WORK TO DO:
Scan the following material for the string "Caesar" and copy each line in which it appears.

DATA FOR PROCESSING:

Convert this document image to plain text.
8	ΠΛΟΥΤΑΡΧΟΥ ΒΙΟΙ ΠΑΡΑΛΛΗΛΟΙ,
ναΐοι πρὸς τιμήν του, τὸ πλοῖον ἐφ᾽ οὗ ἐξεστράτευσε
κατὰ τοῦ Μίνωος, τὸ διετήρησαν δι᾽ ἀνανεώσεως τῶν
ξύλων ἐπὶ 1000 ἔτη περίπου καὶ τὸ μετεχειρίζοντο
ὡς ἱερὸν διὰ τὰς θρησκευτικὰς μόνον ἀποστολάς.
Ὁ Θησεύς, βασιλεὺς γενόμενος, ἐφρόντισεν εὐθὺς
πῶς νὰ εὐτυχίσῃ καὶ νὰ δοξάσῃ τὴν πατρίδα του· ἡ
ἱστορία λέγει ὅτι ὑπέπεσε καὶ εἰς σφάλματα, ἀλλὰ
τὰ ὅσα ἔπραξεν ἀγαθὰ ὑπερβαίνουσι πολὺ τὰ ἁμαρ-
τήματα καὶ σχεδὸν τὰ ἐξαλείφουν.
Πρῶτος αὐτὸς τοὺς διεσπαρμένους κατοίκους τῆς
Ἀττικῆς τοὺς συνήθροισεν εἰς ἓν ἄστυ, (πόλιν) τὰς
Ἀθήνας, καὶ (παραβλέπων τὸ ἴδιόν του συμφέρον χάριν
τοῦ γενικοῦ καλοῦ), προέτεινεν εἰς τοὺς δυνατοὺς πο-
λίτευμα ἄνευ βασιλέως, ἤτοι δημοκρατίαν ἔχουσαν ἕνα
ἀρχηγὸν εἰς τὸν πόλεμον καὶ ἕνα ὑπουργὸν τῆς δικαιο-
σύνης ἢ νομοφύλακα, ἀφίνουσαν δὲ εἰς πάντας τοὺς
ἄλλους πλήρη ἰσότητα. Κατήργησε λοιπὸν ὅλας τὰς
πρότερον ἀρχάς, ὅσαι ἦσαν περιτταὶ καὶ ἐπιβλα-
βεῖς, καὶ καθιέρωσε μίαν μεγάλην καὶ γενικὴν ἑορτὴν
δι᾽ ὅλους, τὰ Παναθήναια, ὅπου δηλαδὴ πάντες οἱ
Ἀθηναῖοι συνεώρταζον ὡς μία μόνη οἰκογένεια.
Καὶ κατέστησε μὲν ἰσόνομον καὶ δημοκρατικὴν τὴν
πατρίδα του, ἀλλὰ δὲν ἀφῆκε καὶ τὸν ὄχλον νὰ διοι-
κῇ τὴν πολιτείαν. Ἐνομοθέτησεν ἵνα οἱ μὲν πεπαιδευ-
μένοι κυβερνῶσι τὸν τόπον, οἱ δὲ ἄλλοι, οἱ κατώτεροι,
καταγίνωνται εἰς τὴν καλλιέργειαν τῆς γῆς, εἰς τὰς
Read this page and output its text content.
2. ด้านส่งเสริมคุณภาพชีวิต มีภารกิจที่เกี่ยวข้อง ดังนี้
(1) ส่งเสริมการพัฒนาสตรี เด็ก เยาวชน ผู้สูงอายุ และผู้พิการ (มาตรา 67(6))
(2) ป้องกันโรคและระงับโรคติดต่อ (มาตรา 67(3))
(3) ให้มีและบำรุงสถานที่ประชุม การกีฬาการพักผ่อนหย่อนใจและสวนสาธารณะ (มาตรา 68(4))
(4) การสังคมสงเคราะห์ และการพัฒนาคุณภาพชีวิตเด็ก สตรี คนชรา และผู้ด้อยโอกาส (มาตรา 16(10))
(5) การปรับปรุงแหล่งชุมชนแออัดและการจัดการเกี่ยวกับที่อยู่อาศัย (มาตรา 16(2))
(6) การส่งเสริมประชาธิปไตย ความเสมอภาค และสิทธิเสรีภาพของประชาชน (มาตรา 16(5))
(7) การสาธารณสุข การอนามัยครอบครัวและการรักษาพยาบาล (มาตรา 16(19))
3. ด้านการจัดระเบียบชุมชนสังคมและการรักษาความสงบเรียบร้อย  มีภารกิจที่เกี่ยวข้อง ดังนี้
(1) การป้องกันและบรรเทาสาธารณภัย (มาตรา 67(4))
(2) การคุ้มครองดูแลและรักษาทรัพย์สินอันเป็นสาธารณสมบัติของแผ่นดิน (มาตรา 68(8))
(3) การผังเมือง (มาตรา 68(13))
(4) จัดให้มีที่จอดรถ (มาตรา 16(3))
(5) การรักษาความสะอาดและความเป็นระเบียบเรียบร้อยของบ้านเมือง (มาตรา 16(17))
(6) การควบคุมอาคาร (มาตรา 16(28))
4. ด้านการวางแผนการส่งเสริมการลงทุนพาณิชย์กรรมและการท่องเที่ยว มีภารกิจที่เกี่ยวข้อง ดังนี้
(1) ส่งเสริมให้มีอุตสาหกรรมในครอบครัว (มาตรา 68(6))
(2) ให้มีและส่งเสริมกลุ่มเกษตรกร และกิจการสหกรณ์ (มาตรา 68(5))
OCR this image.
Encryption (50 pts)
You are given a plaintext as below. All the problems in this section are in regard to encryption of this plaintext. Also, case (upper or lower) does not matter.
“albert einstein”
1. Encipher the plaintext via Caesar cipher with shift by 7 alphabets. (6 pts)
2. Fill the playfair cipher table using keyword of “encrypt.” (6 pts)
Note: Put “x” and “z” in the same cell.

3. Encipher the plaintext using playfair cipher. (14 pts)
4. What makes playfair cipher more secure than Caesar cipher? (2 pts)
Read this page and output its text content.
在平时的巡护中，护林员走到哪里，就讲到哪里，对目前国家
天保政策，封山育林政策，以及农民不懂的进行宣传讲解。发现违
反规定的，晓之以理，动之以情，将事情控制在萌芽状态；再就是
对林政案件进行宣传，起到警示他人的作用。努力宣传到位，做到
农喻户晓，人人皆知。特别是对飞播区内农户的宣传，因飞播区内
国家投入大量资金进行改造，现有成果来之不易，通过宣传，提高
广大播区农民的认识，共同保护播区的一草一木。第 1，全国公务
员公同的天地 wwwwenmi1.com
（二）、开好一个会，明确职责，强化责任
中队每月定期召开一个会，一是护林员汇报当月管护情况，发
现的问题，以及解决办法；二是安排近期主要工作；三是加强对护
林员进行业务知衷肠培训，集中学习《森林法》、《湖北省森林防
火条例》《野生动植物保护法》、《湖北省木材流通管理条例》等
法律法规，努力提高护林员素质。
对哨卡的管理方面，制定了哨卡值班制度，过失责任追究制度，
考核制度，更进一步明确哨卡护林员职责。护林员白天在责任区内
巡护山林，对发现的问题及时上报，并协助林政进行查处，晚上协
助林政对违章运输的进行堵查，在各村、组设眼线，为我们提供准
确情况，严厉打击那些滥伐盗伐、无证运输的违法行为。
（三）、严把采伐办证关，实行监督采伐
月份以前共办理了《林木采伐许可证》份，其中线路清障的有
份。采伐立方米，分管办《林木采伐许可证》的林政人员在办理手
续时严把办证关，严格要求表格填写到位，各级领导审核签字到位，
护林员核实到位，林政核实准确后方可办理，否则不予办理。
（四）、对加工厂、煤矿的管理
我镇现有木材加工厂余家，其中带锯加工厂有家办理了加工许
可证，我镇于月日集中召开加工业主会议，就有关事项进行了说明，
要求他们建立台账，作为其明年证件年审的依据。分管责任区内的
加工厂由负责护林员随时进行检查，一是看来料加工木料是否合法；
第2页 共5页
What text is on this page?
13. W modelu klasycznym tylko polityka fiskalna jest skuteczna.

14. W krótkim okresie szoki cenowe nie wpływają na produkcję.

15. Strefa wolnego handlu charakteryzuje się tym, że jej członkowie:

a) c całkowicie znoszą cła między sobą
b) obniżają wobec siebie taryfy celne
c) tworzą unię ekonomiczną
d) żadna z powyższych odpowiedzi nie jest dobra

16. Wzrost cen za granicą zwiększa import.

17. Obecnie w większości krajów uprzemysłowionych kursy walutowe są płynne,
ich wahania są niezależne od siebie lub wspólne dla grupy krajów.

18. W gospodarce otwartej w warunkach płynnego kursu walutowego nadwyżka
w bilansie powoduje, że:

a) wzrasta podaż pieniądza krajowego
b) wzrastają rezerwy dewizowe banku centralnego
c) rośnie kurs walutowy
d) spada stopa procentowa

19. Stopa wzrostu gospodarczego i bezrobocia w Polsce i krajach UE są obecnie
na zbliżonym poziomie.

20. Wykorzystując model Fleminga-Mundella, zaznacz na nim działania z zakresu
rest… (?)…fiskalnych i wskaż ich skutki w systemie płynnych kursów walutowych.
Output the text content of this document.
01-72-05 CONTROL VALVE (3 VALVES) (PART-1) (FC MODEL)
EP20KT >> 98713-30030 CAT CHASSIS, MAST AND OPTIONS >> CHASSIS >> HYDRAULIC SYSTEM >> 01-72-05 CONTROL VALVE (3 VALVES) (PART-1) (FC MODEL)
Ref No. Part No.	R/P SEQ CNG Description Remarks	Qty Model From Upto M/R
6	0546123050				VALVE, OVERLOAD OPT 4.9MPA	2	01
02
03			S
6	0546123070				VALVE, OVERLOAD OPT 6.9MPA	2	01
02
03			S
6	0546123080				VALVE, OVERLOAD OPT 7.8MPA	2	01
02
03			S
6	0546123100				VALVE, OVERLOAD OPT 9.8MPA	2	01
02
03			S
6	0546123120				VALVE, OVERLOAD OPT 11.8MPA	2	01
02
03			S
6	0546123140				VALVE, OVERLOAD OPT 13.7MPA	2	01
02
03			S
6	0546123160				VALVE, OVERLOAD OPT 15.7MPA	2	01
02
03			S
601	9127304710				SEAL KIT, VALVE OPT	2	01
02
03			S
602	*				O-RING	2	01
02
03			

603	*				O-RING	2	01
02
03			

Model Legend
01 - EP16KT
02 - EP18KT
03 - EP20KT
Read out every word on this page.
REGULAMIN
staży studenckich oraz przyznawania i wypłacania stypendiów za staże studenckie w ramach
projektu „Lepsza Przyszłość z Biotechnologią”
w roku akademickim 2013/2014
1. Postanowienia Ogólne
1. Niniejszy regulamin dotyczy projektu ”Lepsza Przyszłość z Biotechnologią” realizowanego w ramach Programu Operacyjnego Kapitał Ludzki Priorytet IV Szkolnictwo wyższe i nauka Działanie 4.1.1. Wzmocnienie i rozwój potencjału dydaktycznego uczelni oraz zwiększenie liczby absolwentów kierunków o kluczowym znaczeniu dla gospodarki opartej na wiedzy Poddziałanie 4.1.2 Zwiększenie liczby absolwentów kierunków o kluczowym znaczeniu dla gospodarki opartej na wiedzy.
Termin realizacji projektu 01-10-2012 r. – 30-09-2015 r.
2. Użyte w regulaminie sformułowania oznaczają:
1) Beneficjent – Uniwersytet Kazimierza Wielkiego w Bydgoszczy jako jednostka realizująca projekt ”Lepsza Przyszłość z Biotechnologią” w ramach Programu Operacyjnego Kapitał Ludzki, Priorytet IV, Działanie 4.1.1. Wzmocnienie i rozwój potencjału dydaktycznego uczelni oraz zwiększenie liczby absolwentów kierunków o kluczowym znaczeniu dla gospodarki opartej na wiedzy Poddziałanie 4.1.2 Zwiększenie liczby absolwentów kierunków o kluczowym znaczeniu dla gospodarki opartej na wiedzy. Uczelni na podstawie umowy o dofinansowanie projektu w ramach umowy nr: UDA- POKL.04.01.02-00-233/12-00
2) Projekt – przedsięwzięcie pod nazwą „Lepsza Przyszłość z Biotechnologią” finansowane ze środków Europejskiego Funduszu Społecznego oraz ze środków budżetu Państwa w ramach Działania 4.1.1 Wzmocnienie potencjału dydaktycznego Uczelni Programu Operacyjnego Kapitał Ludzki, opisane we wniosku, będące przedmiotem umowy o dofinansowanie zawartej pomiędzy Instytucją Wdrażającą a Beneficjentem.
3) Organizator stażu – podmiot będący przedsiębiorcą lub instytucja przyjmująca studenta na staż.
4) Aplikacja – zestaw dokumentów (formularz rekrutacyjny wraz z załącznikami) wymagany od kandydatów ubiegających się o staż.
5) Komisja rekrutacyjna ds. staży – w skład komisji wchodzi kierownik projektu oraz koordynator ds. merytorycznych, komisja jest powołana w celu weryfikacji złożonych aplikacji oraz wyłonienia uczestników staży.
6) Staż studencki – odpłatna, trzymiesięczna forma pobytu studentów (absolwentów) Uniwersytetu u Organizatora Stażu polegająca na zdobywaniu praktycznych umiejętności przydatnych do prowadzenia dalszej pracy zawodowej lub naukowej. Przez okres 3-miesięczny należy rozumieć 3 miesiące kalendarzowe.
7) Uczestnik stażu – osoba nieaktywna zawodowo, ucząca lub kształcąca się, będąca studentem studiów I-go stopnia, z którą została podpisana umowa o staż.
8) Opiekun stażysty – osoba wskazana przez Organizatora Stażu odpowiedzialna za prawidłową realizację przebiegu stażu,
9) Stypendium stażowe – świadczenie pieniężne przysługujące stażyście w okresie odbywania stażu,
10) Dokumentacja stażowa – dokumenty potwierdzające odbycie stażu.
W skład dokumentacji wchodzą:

ANSWER BELOW:
1. Encipher the plaintext via Caesar cipher with shift by 7 alphabets. (6 pts)
4. What makes playfair cipher more secure than Caesar cipher? (2 pts)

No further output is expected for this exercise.